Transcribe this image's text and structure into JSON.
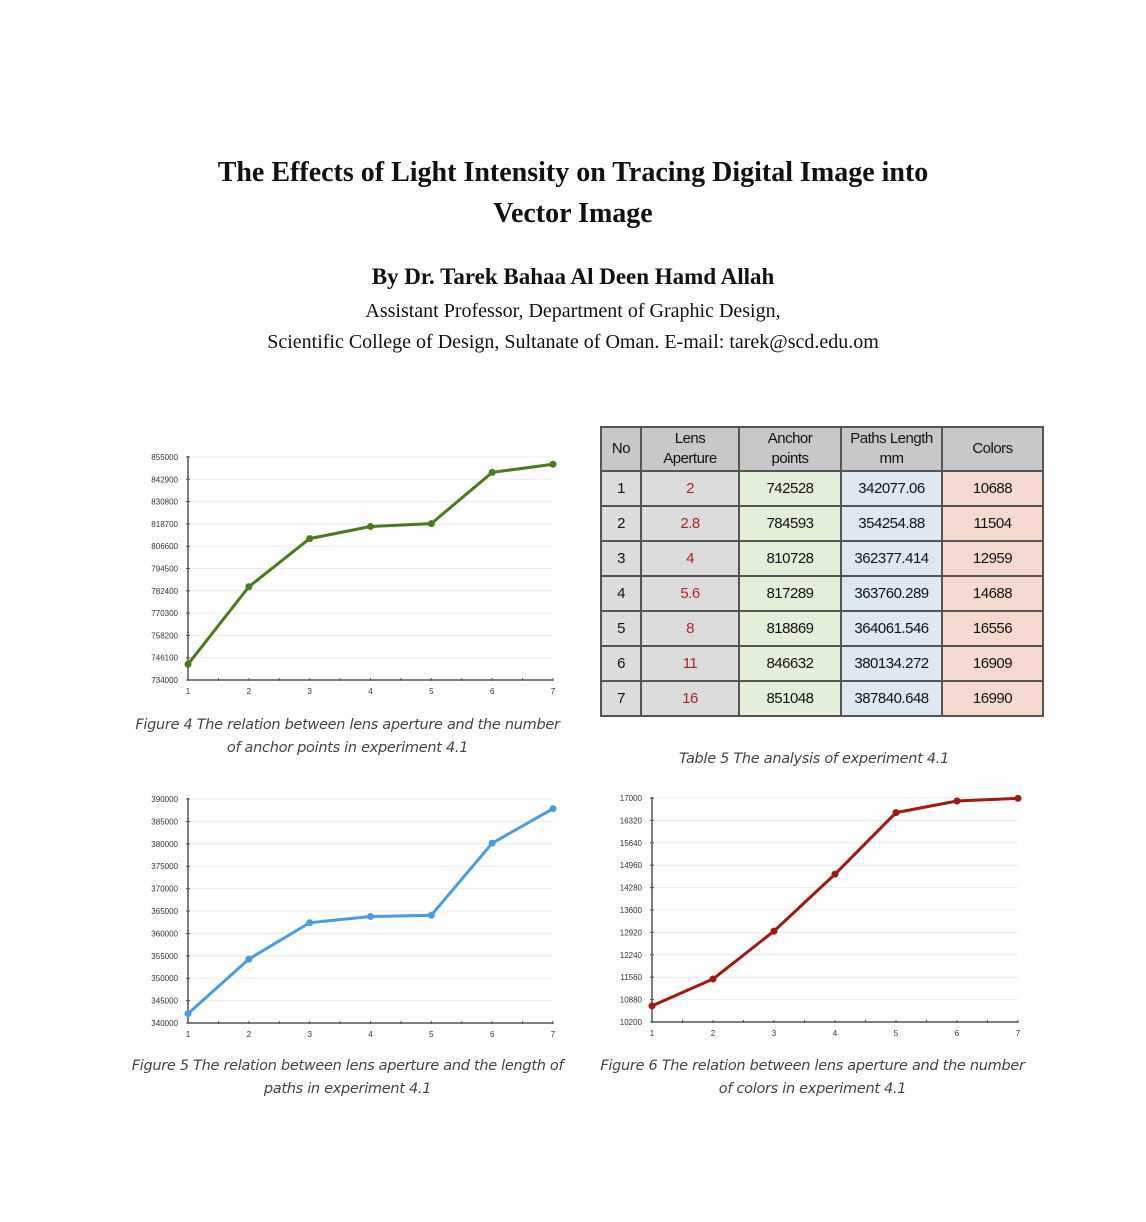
{
  "paper": {
    "title_line1": "The Effects of Light Intensity on Tracing Digital Image into",
    "title_line2": "Vector Image",
    "author": "By Dr. Tarek Bahaa Al Deen Hamd Allah",
    "affiliation_line1": "Assistant Professor, Department of Graphic Design,",
    "affiliation_line2": "Scientific College of Design, Sultanate of Oman. E-mail: tarek@scd.edu.om"
  },
  "table": {
    "caption": "Table 5 The analysis of experiment 4.1",
    "headers": [
      "No",
      "Lens Aperture",
      "Anchor points",
      "Paths Length mm",
      "Colors"
    ],
    "header_lines": [
      [
        "No"
      ],
      [
        "Lens",
        "Aperture"
      ],
      [
        "Anchor",
        "points"
      ],
      [
        "Paths Length",
        "mm"
      ],
      [
        "Colors"
      ]
    ],
    "rows": [
      [
        "1",
        "2",
        "742528",
        "342077.06",
        "10688"
      ],
      [
        "2",
        "2.8",
        "784593",
        "354254.88",
        "11504"
      ],
      [
        "3",
        "4",
        "810728",
        "362377.414",
        "12959"
      ],
      [
        "4",
        "5.6",
        "817289",
        "363760.289",
        "14688"
      ],
      [
        "5",
        "8",
        "818869",
        "364061.546",
        "16556"
      ],
      [
        "6",
        "11",
        "846632",
        "380134.272",
        "16909"
      ],
      [
        "7",
        "16",
        "851048",
        "387840.648",
        "16990"
      ]
    ],
    "colors": {
      "header_bg": "#c8c8c8",
      "no_bg": "#dcdcdc",
      "lens_bg": "#dcdcdc",
      "lens_text": "#b0222a",
      "anchor_bg": "#e3efd9",
      "paths_bg": "#dde8f3",
      "colors_bg": "#f6d9cf"
    }
  },
  "captions": {
    "fig4_line1": "Figure 4 The relation between lens aperture and the number",
    "fig4_line2": "of anchor points in experiment 4.1",
    "fig5_line1": "Figure 5 The relation between lens aperture and the length of",
    "fig5_line2": "paths in experiment 4.1",
    "fig6_line1": "Figure 6 The relation between lens aperture and the number",
    "fig6_line2": "of colors in experiment 4.1"
  },
  "chart_data": [
    {
      "id": "figure-4",
      "type": "line",
      "title": "Figure 4 The relation between lens aperture and the number of anchor points in experiment 4.1",
      "xlabel": "",
      "ylabel": "",
      "x": [
        1,
        2,
        3,
        4,
        5,
        6,
        7
      ],
      "values": [
        742528,
        784593,
        810728,
        817289,
        818869,
        846632,
        851048
      ],
      "yticks": [
        734000,
        746100,
        758200,
        770300,
        782400,
        794500,
        806600,
        818700,
        830800,
        842900,
        855000
      ],
      "ylim": [
        734000,
        855000
      ],
      "grid": true,
      "legend": "none",
      "color": "#4a7a1e"
    },
    {
      "id": "figure-5",
      "type": "line",
      "title": "Figure 5 The relation between lens aperture and the length of paths in experiment 4.1",
      "xlabel": "",
      "ylabel": "",
      "x": [
        1,
        2,
        3,
        4,
        5,
        6,
        7
      ],
      "values": [
        342077.06,
        354254.88,
        362377.414,
        363760.289,
        364061.546,
        380134.272,
        387840.648
      ],
      "yticks": [
        340000,
        345000,
        350000,
        355000,
        360000,
        365000,
        370000,
        375000,
        380000,
        385000,
        390000
      ],
      "ylim": [
        340000,
        390000
      ],
      "grid": true,
      "legend": "none",
      "color": "#4a9be0"
    },
    {
      "id": "figure-6",
      "type": "line",
      "title": "Figure 6 The relation between lens aperture and the number of colors in experiment 4.1",
      "xlabel": "",
      "ylabel": "",
      "x": [
        1,
        2,
        3,
        4,
        5,
        6,
        7
      ],
      "values": [
        10688,
        11504,
        12959,
        14688,
        16556,
        16909,
        16990
      ],
      "yticks": [
        10200,
        10880,
        11560,
        12240,
        12920,
        13600,
        14280,
        14960,
        15640,
        16320,
        17000
      ],
      "ylim": [
        10200,
        17000
      ],
      "grid": true,
      "legend": "none",
      "color": "#9e1a12"
    }
  ]
}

----

Exactly as written, return every line of the listing, but not the pictures.

Transcribe this image's text and structure into JSON.
{
  "paper": {
    "title_line1": "The Effects of Light Intensity on Tracing Digital Image into",
    "title_line2": "Vector Image",
    "author": "By Dr. Tarek Bahaa Al Deen Hamd Allah",
    "affiliation_line1": "Assistant Professor, Department of Graphic Design,",
    "affiliation_line2": "Scientific College of Design, Sultanate of Oman. E-mail: tarek@scd.edu.om"
  },
  "table": {
    "caption": "Table 5 The analysis of experiment 4.1",
    "headers": [
      "No",
      "Lens Aperture",
      "Anchor points",
      "Paths Length mm",
      "Colors"
    ],
    "header_lines": [
      [
        "No"
      ],
      [
        "Lens",
        "Aperture"
      ],
      [
        "Anchor",
        "points"
      ],
      [
        "Paths Length",
        "mm"
      ],
      [
        "Colors"
      ]
    ],
    "rows": [
      [
        "1",
        "2",
        "742528",
        "342077.06",
        "10688"
      ],
      [
        "2",
        "2.8",
        "784593",
        "354254.88",
        "11504"
      ],
      [
        "3",
        "4",
        "810728",
        "362377.414",
        "12959"
      ],
      [
        "4",
        "5.6",
        "817289",
        "363760.289",
        "14688"
      ],
      [
        "5",
        "8",
        "818869",
        "364061.546",
        "16556"
      ],
      [
        "6",
        "11",
        "846632",
        "380134.272",
        "16909"
      ],
      [
        "7",
        "16",
        "851048",
        "387840.648",
        "16990"
      ]
    ],
    "colors": {
      "header_bg": "#c8c8c8",
      "no_bg": "#dcdcdc",
      "lens_bg": "#dcdcdc",
      "lens_text": "#b0222a",
      "anchor_bg": "#e3efd9",
      "paths_bg": "#dde8f3",
      "colors_bg": "#f6d9cf"
    }
  },
  "captions": {
    "fig4_line1": "Figure 4 The relation between lens aperture and the number",
    "fig4_line2": "of anchor points in experiment 4.1",
    "fig5_line1": "Figure 5 The relation between lens aperture and the length of",
    "fig5_line2": "paths in experiment 4.1",
    "fig6_line1": "Figure 6 The relation between lens aperture and the number",
    "fig6_line2": "of colors in experiment 4.1"
  },
  "chart_data": [
    {
      "id": "figure-4",
      "type": "line",
      "title": "Figure 4 The relation between lens aperture and the number of anchor points in experiment 4.1",
      "xlabel": "",
      "ylabel": "",
      "x": [
        1,
        2,
        3,
        4,
        5,
        6,
        7
      ],
      "values": [
        742528,
        784593,
        810728,
        817289,
        818869,
        846632,
        851048
      ],
      "yticks": [
        734000,
        746100,
        758200,
        770300,
        782400,
        794500,
        806600,
        818700,
        830800,
        842900,
        855000
      ],
      "ylim": [
        734000,
        855000
      ],
      "grid": true,
      "legend": "none",
      "color": "#4a7a1e"
    },
    {
      "id": "figure-5",
      "type": "line",
      "title": "Figure 5 The relation between lens aperture and the length of paths in experiment 4.1",
      "xlabel": "",
      "ylabel": "",
      "x": [
        1,
        2,
        3,
        4,
        5,
        6,
        7
      ],
      "values": [
        342077.06,
        354254.88,
        362377.414,
        363760.289,
        364061.546,
        380134.272,
        387840.648
      ],
      "yticks": [
        340000,
        345000,
        350000,
        355000,
        360000,
        365000,
        370000,
        375000,
        380000,
        385000,
        390000
      ],
      "ylim": [
        340000,
        390000
      ],
      "grid": true,
      "legend": "none",
      "color": "#4a9be0"
    },
    {
      "id": "figure-6",
      "type": "line",
      "title": "Figure 6 The relation between lens aperture and the number of colors in experiment 4.1",
      "xlabel": "",
      "ylabel": "",
      "x": [
        1,
        2,
        3,
        4,
        5,
        6,
        7
      ],
      "values": [
        10688,
        11504,
        12959,
        14688,
        16556,
        16909,
        16990
      ],
      "yticks": [
        10200,
        10880,
        11560,
        12240,
        12920,
        13600,
        14280,
        14960,
        15640,
        16320,
        17000
      ],
      "ylim": [
        10200,
        17000
      ],
      "grid": true,
      "legend": "none",
      "color": "#9e1a12"
    }
  ]
}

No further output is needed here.